▸ Text under study:
I was out the other day shopping for some hand and nail cream. My nails have been getting rather brittle lately. The sales assistant at the store introduced me to what she called the latest product in nail care – Kervans – not something you apply on your hands and nails as for conventional products, but something to be taken almost as like medication.
Indeed, when I started looking around the shops, and noticing the advertisements in the papers, I couldn’t help but see this new trend – if you have blemished or aging skin, don’t’ try creams or facial products – try capsules! Many women seem to have been caught up with this latest breakthrough in skincare. Progene, Imeeden, Collagen… and the choices are increasing! What’s happened to the old faithful routine of cleansing, toning and moisturizing? That is now starting to be replaced by an easier pill-popping routine. If you have split ends, forget about looking for that perfect vitamin-enriched shampoo or conditioner. Try Efamol.
It does seem that beauty care has now taken a step inwards through the forms of pills and capsules. Well, we all know that for decades many beauty specialists have been harping on the need to have a good diet as good skin ‘started from within’, but is this the way to go about it? Of course, we also do know about doctors who prescribe tetracycline to acned teenagers, but what do we know of these products which can easily be bought off the shelves without any guidance besides the pamphlets that come with them?

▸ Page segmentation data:
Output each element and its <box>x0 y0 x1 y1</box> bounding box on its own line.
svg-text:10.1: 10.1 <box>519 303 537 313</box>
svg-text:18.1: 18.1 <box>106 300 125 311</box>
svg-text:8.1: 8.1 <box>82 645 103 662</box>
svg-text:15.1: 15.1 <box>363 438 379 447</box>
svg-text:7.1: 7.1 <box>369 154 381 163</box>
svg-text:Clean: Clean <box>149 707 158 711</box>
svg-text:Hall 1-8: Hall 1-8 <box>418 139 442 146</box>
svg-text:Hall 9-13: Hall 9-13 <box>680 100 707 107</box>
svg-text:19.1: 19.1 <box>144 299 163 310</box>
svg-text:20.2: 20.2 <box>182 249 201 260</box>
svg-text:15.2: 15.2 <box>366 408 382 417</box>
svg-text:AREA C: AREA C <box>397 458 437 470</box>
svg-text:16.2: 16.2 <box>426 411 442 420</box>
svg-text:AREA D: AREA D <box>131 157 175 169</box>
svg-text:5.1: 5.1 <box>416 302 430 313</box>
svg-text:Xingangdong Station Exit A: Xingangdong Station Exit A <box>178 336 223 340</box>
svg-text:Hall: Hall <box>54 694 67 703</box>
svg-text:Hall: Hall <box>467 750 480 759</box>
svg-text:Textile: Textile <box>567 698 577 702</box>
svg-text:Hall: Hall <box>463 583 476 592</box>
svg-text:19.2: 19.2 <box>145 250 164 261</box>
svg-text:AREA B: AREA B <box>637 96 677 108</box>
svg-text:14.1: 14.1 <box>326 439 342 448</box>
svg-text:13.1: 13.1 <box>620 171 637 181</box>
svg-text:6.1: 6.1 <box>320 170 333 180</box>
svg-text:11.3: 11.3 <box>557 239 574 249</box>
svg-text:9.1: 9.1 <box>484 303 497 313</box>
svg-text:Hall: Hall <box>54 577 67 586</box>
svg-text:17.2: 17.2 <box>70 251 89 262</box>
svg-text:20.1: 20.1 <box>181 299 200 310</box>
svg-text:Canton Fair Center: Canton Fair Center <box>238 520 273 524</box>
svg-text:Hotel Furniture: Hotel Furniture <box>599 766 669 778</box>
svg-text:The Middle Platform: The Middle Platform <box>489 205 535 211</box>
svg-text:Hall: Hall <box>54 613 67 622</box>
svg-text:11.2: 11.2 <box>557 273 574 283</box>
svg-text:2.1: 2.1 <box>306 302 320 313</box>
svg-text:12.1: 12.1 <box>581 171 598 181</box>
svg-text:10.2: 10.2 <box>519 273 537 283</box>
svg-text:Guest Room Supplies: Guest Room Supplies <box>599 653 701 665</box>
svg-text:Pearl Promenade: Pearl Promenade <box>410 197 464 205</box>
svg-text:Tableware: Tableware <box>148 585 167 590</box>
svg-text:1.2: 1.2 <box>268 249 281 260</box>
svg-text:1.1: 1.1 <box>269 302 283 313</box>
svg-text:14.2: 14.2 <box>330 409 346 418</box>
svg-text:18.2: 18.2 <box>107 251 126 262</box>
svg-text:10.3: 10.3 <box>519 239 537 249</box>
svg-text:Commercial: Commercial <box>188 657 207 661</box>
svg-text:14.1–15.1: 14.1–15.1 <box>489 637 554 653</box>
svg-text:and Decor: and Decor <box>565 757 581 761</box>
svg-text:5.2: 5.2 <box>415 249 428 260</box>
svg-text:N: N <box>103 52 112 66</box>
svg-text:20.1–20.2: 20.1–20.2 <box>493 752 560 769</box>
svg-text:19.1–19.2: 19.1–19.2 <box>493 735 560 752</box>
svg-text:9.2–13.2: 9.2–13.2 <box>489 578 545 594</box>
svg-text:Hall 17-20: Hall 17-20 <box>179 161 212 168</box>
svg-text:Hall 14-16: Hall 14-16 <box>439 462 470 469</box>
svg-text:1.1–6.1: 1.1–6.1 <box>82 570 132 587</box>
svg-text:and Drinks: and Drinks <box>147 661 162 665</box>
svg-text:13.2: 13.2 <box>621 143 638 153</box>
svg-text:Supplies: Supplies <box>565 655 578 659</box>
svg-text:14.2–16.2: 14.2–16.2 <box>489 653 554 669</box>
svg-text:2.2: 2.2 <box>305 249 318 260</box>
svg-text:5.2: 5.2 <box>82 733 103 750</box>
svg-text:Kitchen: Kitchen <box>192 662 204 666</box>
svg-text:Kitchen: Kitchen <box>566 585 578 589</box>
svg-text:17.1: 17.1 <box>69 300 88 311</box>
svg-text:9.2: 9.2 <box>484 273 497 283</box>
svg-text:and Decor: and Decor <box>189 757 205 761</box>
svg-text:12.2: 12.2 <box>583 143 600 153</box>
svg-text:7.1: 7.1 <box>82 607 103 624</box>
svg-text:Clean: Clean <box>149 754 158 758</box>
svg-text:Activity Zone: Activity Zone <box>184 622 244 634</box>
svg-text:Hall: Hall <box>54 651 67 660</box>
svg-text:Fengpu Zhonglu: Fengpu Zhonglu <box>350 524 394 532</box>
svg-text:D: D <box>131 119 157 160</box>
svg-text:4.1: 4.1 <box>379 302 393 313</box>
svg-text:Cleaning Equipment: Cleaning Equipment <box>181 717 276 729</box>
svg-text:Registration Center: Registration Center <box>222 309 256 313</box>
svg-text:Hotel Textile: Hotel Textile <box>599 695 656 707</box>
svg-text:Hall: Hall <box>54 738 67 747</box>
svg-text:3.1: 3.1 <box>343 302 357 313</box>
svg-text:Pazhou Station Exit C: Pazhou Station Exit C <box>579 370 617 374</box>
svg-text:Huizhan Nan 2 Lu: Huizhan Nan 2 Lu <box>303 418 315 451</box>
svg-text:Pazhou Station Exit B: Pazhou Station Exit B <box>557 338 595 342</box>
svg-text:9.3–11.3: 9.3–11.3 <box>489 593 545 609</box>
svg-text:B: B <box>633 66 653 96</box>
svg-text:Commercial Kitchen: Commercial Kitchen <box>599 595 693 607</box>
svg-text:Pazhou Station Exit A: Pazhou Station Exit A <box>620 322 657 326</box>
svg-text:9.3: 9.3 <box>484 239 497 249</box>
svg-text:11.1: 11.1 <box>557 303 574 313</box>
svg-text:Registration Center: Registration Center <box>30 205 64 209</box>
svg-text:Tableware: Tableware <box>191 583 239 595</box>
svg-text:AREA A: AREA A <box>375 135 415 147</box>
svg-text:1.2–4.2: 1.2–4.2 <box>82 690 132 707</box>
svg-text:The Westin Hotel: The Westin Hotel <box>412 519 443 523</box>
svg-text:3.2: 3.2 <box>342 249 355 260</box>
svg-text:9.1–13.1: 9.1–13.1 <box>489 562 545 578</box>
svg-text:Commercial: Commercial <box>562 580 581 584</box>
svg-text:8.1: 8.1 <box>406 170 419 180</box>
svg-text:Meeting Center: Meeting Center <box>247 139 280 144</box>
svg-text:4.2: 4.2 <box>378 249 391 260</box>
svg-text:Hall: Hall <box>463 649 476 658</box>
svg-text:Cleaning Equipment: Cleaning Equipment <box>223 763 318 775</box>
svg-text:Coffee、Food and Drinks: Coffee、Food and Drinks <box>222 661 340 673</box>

▸ To do:
a – Translate this sentence from the piece on beauty pills into Spanish: "My nails have been getting rather brittle lately."
b – Carry on the piece about beauty pills and capsules, starting after its last sentence.

▸ Answers for each item:
a – Últimamente mis uñas se han vuelto bastante quebradizas.

b –
A number of my friends have spent fortunes each month on such products, taking them religiously as they do their medication. These products, they feel, have given their skin, hair, nails, a new lease of life. I wonder how long they will keep up their enthusiasm. Till the next breakthrough?
A few years ago, they were buying up what was then the latest products in healthcare: products touting names and ingredients I never knew existed – Evening Primrose oil, Starflower oil, Squaline capsules, salmon oil capsules, all of which were riding on the success of the Royal Jelly. Today, healthcare products seem to have multiplied tremendously all claiming to be fast and efficient and somewhat miraculous stress-busters, memory enhancers, well-being pills for women? Well, at least they do not make any beauty claims.
Then there are other products that appeared on the market with highly scientific names and technology to match liposomes, AHA acids… but these are at least true to their name. They are cosmetics to be applied, not ingested.
I am not saying that all these products are not effective. In fact, I am sure many women will boast the success of the new pills and capsules. What I’m saying is that more should be made known about these products that are ingested and could alter the chemical make-up of a person. I do know of beauticians who prescribe these to clients who take them diligently. They are being packaged as medication and are supposed to work from within, but their ends are ultimately superficial.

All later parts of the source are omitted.